§ What to do: Write out every record below exactly as it appears.

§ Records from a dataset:
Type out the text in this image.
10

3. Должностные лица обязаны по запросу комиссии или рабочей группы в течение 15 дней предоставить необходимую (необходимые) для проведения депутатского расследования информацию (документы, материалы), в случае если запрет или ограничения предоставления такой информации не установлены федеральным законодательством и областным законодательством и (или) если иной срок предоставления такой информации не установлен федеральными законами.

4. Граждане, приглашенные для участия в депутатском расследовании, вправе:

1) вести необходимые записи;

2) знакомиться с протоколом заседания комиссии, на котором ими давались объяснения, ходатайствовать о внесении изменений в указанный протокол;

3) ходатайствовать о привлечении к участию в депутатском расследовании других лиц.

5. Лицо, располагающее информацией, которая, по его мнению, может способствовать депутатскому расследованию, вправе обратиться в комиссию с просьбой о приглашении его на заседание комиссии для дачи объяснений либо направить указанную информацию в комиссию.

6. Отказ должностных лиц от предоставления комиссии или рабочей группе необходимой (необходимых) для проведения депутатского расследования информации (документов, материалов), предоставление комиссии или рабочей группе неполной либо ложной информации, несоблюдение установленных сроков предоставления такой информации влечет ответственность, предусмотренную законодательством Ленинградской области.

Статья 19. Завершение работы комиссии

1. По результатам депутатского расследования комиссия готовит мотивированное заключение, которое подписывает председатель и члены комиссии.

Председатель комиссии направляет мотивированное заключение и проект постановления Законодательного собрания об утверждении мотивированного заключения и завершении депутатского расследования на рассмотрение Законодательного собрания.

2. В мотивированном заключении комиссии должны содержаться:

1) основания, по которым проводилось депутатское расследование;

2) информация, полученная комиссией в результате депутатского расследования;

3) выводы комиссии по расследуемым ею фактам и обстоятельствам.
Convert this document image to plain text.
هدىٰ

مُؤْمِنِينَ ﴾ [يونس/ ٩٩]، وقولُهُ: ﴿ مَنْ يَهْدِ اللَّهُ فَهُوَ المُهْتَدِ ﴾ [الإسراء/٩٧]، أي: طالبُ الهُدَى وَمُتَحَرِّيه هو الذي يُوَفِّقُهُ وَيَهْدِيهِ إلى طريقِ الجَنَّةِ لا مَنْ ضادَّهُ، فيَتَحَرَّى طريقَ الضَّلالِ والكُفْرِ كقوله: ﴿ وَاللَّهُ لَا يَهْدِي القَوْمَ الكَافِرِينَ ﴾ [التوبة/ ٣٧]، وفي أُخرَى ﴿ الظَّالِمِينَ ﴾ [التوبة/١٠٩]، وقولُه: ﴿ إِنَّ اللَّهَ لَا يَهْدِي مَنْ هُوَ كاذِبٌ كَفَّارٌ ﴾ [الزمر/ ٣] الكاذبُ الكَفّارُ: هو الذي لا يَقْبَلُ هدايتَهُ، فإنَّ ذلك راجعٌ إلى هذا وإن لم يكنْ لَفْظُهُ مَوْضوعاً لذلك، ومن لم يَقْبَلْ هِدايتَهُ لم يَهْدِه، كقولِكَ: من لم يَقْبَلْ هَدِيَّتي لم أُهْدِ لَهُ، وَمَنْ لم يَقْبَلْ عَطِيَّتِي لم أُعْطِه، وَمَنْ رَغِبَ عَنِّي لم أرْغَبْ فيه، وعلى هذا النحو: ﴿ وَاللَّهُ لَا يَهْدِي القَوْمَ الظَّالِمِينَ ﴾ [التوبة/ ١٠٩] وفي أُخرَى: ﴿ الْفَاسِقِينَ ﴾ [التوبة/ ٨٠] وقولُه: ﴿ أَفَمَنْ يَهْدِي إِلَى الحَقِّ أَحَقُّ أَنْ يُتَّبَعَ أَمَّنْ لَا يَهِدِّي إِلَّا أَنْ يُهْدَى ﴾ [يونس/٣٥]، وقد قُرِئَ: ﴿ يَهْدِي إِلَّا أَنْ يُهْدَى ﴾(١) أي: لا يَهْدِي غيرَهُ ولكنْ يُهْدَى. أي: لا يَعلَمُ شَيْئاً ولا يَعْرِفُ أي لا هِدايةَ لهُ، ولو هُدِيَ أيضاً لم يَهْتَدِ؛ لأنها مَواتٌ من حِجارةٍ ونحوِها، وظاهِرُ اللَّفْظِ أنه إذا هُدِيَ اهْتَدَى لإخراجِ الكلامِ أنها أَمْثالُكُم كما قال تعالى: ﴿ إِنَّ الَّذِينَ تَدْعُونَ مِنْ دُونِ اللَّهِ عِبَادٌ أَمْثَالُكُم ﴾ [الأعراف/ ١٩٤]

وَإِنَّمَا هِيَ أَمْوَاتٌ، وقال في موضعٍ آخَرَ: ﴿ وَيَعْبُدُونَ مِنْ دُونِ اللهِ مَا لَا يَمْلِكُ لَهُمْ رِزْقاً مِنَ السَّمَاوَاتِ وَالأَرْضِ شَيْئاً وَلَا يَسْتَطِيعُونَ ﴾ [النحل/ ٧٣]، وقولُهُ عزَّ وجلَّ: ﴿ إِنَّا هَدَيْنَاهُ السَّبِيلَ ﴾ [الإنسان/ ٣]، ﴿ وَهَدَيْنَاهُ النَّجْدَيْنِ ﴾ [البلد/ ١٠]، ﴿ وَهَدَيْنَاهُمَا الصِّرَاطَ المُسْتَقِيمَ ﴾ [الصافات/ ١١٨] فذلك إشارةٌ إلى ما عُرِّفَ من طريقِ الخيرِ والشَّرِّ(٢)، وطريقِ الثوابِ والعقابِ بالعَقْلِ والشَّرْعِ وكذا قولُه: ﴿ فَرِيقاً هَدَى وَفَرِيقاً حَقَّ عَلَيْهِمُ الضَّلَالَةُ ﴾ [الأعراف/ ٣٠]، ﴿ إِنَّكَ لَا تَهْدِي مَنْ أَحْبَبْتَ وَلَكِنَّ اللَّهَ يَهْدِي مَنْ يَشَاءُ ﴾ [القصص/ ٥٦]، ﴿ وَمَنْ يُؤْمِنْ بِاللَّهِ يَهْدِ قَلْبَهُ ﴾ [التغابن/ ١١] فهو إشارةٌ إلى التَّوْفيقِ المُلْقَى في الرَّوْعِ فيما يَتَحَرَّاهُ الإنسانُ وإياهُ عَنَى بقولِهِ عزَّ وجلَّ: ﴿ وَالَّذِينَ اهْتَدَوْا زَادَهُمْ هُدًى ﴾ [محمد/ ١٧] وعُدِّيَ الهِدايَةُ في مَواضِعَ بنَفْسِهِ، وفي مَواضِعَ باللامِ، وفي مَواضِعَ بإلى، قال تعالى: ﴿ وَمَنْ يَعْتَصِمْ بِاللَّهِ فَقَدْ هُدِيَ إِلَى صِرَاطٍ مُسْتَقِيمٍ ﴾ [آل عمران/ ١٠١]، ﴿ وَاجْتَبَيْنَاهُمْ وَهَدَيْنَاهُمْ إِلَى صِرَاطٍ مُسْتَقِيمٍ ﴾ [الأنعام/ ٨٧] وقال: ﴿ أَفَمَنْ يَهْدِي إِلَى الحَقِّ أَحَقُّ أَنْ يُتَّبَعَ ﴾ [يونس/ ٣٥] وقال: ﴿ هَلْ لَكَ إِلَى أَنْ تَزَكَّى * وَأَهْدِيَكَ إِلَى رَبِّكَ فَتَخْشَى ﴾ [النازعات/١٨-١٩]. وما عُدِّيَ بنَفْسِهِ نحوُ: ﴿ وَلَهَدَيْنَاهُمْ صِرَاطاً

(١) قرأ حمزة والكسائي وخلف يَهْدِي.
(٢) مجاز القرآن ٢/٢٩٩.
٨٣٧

§ Solution to the problem:
Type out the text in this image.
10

3. Должностные лица обязаны по запросу комиссии или рабочей группы в течение 15 дней предоставить необходимую (необходимые) для проведения депутатского расследования информацию (документы, материалы), в случае если запрет или ограничения предоставления такой информации не установлены федеральным законодательством и областным законодательством и (или) если иной срок предоставления такой информации не установлен федеральными законами.

4. Граждане, приглашенные для участия в депутатском расследовании, вправе:

1) вести необходимые записи;

2) знакомиться с протоколом заседания комиссии, на котором ими давались объяснения, ходатайствовать о внесении изменений в указанный протокол;

3) ходатайствовать о привлечении к участию в депутатском расследовании других лиц.

5. Лицо, располагающее информацией, которая, по его мнению, может способствовать депутатскому расследованию, вправе обратиться в комиссию с просьбой о приглашении его на заседание комиссии для дачи объяснений либо направить указанную информацию в комиссию.

6. Отказ должностных лиц от предоставления комиссии или рабочей группе необходимой (необходимых) для проведения депутатского расследования информации (документов, материалов), предоставление комиссии или рабочей группе неполной либо ложной информации, несоблюдение установленных сроков предоставления такой информации влечет ответственность, предусмотренную законодательством Ленинградской области.

Статья 19. Завершение работы комиссии

1. По результатам депутатского расследования комиссия готовит мотивированное заключение, которое подписывает председатель и члены комиссии.

Председатель комиссии направляет мотивированное заключение и проект постановления Законодательного собрания об утверждении мотивированного заключения и завершении депутатского расследования на рассмотрение Законодательного собрания.

2. В мотивированном заключении комиссии должны содержаться:

1) основания, по которым проводилось депутатское расследование;

2) информация, полученная комиссией в результате депутатского расследования;

3) выводы комиссии по расследуемым ею фактам и обстоятельствам.
Convert this document image to plain text.
هدىٰ

مُؤْمِنِينَ ﴾ [يونس/ ٩٩]، وقولُهُ: ﴿ مَنْ يَهْدِ اللَّهُ فَهُوَ المُهْتَدِ ﴾ [الإسراء/٩٧]، أي: طالبُ الهُدَى وَمُتَحَرِّيه هو الذي يُوَفِّقُهُ وَيَهْدِيهِ إلى طريقِ الجَنَّةِ لا مَنْ ضادَّهُ، فيَتَحَرَّى طريقَ الضَّلالِ والكُفْرِ كقوله: ﴿ وَاللَّهُ لَا يَهْدِي القَوْمَ الكَافِرِينَ ﴾ [التوبة/ ٣٧]، وفي أُخرَى ﴿ الظَّالِمِينَ ﴾ [التوبة/١٠٩]، وقولُه: ﴿ إِنَّ اللَّهَ لَا يَهْدِي مَنْ هُوَ كاذِبٌ كَفَّارٌ ﴾ [الزمر/ ٣] الكاذبُ الكَفّارُ: هو الذي لا يَقْبَلُ هدايتَهُ، فإنَّ ذلك راجعٌ إلى هذا وإن لم يكنْ لَفْظُهُ مَوْضوعاً لذلك، ومن لم يَقْبَلْ هِدايتَهُ لم يَهْدِه، كقولِكَ: من لم يَقْبَلْ هَدِيَّتي لم أُهْدِ لَهُ، وَمَنْ لم يَقْبَلْ عَطِيَّتِي لم أُعْطِه، وَمَنْ رَغِبَ عَنِّي لم أرْغَبْ فيه، وعلى هذا النحو: ﴿ وَاللَّهُ لَا يَهْدِي القَوْمَ الظَّالِمِينَ ﴾ [التوبة/ ١٠٩] وفي أُخرَى: ﴿ الْفَاسِقِينَ ﴾ [التوبة/ ٨٠] وقولُه: ﴿ أَفَمَنْ يَهْدِي إِلَى الحَقِّ أَحَقُّ أَنْ يُتَّبَعَ أَمَّنْ لَا يَهِدِّي إِلَّا أَنْ يُهْدَى ﴾ [يونس/٣٥]، وقد قُرِئَ: ﴿ يَهْدِي إِلَّا أَنْ يُهْدَى ﴾(١) أي: لا يَهْدِي غيرَهُ ولكنْ يُهْدَى. أي: لا يَعلَمُ شَيْئاً ولا يَعْرِفُ أي لا هِدايةَ لهُ، ولو هُدِيَ أيضاً لم يَهْتَدِ؛ لأنها مَواتٌ من حِجارةٍ ونحوِها، وظاهِرُ اللَّفْظِ أنه إذا هُدِيَ اهْتَدَى لإخراجِ الكلامِ أنها أَمْثالُكُم كما قال تعالى: ﴿ إِنَّ الَّذِينَ تَدْعُونَ مِنْ دُونِ اللَّهِ عِبَادٌ أَمْثَالُكُم ﴾ [الأعراف/ ١٩٤]

وَإِنَّمَا هِيَ أَمْوَاتٌ، وقال في موضعٍ آخَرَ: ﴿ وَيَعْبُدُونَ مِنْ دُونِ اللهِ مَا لَا يَمْلِكُ لَهُمْ رِزْقاً مِنَ السَّمَاوَاتِ وَالأَرْضِ شَيْئاً وَلَا يَسْتَطِيعُونَ ﴾ [النحل/ ٧٣]، وقولُهُ عزَّ وجلَّ: ﴿ إِنَّا هَدَيْنَاهُ السَّبِيلَ ﴾ [الإنسان/ ٣]، ﴿ وَهَدَيْنَاهُ النَّجْدَيْنِ ﴾ [البلد/ ١٠]، ﴿ وَهَدَيْنَاهُمَا الصِّرَاطَ المُسْتَقِيمَ ﴾ [الصافات/ ١١٨] فذلك إشارةٌ إلى ما عُرِّفَ من طريقِ الخيرِ والشَّرِّ(٢)، وطريقِ الثوابِ والعقابِ بالعَقْلِ والشَّرْعِ وكذا قولُه: ﴿ فَرِيقاً هَدَى وَفَرِيقاً حَقَّ عَلَيْهِمُ الضَّلَالَةُ ﴾ [الأعراف/ ٣٠]، ﴿ إِنَّكَ لَا تَهْدِي مَنْ أَحْبَبْتَ وَلَكِنَّ اللَّهَ يَهْدِي مَنْ يَشَاءُ ﴾ [القصص/ ٥٦]، ﴿ وَمَنْ يُؤْمِنْ بِاللَّهِ يَهْدِ قَلْبَهُ ﴾ [التغابن/ ١١] فهو إشارةٌ إلى التَّوْفيقِ المُلْقَى في الرَّوْعِ فيما يَتَحَرَّاهُ الإنسانُ وإياهُ عَنَى بقولِهِ عزَّ وجلَّ: ﴿ وَالَّذِينَ اهْتَدَوْا زَادَهُمْ هُدًى ﴾ [محمد/ ١٧] وعُدِّيَ الهِدايَةُ في مَواضِعَ بنَفْسِهِ، وفي مَواضِعَ باللامِ، وفي مَواضِعَ بإلى، قال تعالى: ﴿ وَمَنْ يَعْتَصِمْ بِاللَّهِ فَقَدْ هُدِيَ إِلَى صِرَاطٍ مُسْتَقِيمٍ ﴾ [آل عمران/ ١٠١]، ﴿ وَاجْتَبَيْنَاهُمْ وَهَدَيْنَاهُمْ إِلَى صِرَاطٍ مُسْتَقِيمٍ ﴾ [الأنعام/ ٨٧] وقال: ﴿ أَفَمَنْ يَهْدِي إِلَى الحَقِّ أَحَقُّ أَنْ يُتَّبَعَ ﴾ [يونس/ ٣٥] وقال: ﴿ هَلْ لَكَ إِلَى أَنْ تَزَكَّى * وَأَهْدِيَكَ إِلَى رَبِّكَ فَتَخْشَى ﴾ [النازعات/١٨-١٩]. وما عُدِّيَ بنَفْسِهِ نحوُ: ﴿ وَلَهَدَيْنَاهُمْ صِرَاطاً

(١) قرأ حمزة والكسائي وخلف يَهْدِي.
(٢) مجاز القرآن ٢/٢٩٩.
٨٣٧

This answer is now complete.